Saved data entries
>> begin
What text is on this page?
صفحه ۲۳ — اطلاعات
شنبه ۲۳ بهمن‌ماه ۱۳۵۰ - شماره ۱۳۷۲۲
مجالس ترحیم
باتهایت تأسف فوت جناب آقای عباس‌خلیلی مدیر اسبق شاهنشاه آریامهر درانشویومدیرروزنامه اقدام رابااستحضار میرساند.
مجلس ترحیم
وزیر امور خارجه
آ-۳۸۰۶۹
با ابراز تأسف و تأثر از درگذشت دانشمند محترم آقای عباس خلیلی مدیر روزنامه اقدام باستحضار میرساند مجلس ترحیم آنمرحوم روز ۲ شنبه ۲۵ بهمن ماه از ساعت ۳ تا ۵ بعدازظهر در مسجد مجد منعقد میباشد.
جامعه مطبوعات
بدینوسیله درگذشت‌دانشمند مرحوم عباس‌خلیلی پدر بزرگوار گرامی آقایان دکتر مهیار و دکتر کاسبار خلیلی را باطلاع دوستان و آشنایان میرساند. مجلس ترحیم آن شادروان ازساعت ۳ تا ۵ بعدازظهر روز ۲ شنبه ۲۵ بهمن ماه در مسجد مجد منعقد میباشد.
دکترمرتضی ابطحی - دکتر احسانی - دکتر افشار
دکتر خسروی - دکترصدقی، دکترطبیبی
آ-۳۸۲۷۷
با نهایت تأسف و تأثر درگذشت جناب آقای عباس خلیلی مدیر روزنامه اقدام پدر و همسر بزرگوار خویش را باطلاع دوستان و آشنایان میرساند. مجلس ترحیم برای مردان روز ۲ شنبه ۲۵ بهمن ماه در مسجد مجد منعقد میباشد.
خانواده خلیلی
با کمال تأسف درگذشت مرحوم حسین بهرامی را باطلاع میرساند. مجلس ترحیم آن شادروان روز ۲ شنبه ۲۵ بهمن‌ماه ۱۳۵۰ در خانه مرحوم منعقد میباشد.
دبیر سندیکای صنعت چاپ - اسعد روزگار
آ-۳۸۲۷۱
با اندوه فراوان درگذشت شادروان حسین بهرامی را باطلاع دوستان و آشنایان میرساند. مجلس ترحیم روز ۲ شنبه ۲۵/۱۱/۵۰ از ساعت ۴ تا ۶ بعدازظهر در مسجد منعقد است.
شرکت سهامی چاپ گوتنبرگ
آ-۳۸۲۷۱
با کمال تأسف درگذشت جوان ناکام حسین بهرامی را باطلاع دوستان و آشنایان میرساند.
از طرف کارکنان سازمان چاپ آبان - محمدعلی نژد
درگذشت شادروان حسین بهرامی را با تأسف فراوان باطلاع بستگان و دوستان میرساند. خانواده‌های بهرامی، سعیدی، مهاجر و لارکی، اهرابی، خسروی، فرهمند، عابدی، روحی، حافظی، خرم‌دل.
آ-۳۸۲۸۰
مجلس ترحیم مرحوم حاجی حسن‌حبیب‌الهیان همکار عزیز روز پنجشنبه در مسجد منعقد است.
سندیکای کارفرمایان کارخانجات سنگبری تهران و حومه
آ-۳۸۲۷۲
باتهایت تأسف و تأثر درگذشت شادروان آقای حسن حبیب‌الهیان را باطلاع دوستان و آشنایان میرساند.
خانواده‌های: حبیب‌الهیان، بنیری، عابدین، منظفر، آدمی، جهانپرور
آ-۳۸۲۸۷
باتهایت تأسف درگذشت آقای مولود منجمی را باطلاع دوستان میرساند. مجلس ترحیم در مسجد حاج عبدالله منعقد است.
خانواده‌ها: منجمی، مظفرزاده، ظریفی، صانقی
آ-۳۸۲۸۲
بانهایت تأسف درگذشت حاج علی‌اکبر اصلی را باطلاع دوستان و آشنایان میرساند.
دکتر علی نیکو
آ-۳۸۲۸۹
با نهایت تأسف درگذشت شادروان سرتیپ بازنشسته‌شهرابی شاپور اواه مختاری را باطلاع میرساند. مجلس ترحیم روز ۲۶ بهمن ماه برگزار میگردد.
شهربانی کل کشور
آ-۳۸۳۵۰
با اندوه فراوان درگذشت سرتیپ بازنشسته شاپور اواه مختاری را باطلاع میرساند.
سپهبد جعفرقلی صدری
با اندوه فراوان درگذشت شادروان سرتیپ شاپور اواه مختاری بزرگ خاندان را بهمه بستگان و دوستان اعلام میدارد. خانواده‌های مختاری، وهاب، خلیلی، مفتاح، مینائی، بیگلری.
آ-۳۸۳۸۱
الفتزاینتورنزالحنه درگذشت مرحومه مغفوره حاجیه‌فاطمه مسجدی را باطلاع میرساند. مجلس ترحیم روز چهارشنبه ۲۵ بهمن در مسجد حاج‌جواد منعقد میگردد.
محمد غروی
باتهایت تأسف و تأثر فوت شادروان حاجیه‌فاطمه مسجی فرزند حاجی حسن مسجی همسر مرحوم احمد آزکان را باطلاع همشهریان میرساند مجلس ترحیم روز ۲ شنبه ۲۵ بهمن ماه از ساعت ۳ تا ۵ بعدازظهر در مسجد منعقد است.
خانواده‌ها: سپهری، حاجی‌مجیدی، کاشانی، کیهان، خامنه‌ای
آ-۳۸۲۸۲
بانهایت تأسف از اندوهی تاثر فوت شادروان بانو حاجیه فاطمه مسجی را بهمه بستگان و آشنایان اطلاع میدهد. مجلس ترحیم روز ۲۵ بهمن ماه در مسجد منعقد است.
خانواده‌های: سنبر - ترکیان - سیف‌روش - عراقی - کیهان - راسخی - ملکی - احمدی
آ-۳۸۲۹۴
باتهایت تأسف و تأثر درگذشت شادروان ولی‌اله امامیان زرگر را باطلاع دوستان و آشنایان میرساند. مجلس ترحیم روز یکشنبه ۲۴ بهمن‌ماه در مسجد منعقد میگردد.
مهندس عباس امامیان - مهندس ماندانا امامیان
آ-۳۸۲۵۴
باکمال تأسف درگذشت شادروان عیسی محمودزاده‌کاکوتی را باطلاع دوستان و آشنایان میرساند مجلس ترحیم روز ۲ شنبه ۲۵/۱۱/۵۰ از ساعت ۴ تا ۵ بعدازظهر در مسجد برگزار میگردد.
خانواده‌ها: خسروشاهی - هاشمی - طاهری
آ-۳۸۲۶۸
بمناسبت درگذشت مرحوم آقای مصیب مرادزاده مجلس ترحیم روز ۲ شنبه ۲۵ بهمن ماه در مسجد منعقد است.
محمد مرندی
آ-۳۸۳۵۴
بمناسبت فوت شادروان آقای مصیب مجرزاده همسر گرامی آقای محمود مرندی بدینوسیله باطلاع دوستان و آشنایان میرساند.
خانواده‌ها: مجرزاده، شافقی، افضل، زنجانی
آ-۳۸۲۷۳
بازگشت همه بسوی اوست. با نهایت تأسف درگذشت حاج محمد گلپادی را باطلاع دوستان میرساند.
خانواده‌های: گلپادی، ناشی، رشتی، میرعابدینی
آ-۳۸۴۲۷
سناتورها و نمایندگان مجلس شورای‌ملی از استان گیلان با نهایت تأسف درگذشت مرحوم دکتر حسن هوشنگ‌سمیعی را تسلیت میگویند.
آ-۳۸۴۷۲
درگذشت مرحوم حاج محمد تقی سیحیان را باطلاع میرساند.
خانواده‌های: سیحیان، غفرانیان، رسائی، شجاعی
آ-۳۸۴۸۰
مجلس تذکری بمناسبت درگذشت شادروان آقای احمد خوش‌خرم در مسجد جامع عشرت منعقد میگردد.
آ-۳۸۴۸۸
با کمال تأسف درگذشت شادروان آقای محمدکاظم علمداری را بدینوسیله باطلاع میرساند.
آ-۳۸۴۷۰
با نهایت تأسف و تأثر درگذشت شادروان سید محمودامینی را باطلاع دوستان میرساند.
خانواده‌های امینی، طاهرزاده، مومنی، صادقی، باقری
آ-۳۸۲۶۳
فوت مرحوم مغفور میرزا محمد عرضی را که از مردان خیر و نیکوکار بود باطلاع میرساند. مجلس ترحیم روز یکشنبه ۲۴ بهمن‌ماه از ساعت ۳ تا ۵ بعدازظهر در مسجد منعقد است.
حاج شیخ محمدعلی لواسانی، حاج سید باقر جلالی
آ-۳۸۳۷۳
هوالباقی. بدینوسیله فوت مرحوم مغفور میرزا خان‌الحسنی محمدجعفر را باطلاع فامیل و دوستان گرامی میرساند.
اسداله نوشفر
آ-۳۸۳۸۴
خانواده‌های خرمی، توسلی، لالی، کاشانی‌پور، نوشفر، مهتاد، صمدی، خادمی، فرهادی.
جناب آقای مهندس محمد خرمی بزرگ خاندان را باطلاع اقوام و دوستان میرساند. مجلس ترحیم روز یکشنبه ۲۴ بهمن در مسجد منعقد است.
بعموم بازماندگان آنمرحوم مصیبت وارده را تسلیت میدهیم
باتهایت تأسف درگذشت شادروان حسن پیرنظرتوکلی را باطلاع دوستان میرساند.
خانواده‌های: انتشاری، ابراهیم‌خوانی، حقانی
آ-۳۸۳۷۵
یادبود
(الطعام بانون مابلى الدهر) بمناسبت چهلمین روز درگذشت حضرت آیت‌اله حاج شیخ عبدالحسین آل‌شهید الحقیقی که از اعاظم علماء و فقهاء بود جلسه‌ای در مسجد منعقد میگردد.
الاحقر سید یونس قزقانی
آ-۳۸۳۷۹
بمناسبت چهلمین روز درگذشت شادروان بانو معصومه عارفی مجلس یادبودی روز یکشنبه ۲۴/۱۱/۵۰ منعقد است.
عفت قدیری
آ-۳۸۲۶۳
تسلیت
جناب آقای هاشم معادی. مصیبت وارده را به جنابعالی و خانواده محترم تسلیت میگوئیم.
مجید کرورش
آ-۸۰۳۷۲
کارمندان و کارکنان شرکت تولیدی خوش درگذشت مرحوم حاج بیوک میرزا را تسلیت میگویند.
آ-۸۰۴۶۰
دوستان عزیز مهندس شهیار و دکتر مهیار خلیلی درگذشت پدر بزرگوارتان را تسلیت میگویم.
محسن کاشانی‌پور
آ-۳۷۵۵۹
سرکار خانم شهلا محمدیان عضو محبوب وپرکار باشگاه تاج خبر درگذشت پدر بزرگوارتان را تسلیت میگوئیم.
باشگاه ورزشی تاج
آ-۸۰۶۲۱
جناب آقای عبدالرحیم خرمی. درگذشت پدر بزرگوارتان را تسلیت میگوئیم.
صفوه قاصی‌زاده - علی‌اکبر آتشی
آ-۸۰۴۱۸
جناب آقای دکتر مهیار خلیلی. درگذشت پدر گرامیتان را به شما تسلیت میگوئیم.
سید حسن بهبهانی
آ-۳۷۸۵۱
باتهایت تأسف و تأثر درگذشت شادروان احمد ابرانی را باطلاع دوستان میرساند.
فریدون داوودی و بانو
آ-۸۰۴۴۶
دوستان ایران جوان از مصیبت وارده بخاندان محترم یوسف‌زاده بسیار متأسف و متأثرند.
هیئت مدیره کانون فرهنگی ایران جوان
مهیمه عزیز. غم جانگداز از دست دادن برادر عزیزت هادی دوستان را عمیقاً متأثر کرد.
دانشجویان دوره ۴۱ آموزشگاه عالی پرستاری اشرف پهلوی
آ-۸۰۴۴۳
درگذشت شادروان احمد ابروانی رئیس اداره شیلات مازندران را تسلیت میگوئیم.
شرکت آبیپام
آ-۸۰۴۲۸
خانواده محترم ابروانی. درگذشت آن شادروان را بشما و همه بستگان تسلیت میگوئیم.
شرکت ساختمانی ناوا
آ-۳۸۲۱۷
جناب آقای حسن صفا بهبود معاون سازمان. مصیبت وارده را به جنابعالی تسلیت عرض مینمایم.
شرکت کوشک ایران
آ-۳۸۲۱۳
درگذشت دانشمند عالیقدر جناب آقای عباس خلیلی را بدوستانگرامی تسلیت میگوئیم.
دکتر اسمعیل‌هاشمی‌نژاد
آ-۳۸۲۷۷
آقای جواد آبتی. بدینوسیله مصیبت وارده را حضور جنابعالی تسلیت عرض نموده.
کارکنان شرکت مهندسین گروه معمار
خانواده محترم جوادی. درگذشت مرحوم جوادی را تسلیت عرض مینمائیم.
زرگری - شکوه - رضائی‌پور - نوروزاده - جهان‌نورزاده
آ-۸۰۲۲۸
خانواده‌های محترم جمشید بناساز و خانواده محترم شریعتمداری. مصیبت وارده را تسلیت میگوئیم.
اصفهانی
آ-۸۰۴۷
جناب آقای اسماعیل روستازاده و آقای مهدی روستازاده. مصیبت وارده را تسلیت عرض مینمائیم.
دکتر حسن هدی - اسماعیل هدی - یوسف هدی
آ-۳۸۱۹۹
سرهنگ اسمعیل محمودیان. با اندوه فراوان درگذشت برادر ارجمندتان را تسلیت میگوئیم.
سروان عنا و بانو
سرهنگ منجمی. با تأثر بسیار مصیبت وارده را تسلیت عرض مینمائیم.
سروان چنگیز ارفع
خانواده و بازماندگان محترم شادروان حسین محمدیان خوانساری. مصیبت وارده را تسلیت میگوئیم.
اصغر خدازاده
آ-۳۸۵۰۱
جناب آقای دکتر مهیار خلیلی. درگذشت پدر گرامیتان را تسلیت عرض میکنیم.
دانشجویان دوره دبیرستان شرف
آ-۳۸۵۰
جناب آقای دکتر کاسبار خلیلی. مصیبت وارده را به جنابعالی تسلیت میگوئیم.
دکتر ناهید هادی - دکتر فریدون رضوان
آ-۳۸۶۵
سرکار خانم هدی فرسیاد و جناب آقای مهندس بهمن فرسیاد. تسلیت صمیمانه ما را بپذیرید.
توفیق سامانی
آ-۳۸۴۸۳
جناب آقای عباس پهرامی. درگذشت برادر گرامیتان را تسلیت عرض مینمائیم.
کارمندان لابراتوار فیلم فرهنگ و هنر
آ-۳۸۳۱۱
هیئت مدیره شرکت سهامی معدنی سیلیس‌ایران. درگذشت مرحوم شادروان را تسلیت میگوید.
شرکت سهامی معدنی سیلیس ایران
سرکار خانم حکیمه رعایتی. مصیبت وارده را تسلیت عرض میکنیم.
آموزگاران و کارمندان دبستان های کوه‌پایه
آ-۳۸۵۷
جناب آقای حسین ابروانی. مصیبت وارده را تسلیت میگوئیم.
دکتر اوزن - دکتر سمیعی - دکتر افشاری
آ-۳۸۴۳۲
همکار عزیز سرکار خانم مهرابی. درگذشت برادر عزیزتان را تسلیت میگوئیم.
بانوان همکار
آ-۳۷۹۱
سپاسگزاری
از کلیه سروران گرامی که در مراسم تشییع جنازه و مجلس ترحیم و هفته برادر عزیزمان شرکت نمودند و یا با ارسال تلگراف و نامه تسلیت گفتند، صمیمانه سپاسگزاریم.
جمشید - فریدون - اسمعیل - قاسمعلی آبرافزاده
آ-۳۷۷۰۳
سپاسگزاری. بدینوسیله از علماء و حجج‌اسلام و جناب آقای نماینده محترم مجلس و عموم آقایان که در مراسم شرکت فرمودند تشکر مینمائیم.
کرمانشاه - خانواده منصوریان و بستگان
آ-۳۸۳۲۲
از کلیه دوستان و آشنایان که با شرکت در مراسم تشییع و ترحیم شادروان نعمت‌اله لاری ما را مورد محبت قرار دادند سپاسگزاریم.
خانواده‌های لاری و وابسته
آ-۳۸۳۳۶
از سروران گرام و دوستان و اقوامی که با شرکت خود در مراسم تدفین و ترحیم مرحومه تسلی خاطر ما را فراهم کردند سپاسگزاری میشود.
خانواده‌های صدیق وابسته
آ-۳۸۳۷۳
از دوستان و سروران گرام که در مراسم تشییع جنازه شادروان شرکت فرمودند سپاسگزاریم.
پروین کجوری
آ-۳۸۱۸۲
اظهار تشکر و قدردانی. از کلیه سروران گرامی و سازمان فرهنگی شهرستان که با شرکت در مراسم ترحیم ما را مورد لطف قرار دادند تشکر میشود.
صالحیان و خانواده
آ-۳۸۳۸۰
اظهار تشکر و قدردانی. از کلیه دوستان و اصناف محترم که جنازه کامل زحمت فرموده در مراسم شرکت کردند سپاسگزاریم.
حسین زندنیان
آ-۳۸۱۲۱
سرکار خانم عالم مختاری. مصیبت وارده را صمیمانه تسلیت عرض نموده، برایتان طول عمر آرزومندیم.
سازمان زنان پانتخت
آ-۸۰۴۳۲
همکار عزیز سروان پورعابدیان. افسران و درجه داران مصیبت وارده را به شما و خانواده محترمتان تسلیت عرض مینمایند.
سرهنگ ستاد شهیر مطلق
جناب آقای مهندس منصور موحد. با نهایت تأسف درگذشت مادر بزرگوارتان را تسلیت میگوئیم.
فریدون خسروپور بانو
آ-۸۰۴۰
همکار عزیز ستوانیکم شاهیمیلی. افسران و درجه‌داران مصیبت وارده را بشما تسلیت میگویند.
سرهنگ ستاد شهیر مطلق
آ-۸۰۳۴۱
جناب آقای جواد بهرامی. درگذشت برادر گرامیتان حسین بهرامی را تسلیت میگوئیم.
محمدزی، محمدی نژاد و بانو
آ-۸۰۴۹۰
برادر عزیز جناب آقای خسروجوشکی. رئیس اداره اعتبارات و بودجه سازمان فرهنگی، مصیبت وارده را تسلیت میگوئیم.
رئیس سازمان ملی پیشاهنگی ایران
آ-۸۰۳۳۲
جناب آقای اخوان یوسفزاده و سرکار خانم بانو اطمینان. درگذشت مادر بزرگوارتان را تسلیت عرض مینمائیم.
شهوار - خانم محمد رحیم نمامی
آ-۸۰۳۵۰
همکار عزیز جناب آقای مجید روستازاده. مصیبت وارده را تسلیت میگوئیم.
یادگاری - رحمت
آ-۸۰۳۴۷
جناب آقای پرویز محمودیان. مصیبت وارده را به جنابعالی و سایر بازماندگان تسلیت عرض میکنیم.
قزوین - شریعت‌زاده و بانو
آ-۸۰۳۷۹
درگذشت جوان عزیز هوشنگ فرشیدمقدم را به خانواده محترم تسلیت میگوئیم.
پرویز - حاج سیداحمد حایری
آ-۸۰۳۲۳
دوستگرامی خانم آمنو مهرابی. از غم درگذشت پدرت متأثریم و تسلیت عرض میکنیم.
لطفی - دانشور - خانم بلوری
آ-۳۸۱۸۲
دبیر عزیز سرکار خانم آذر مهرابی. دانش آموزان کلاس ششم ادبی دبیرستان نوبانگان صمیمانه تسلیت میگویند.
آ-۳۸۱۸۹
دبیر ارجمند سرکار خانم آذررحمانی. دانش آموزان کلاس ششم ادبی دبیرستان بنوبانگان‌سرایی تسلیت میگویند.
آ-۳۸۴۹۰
>> end
**The problem**
Exactly how many lines of the material contain the word "فراوان"? Write the number alone.

**Result of the task**
5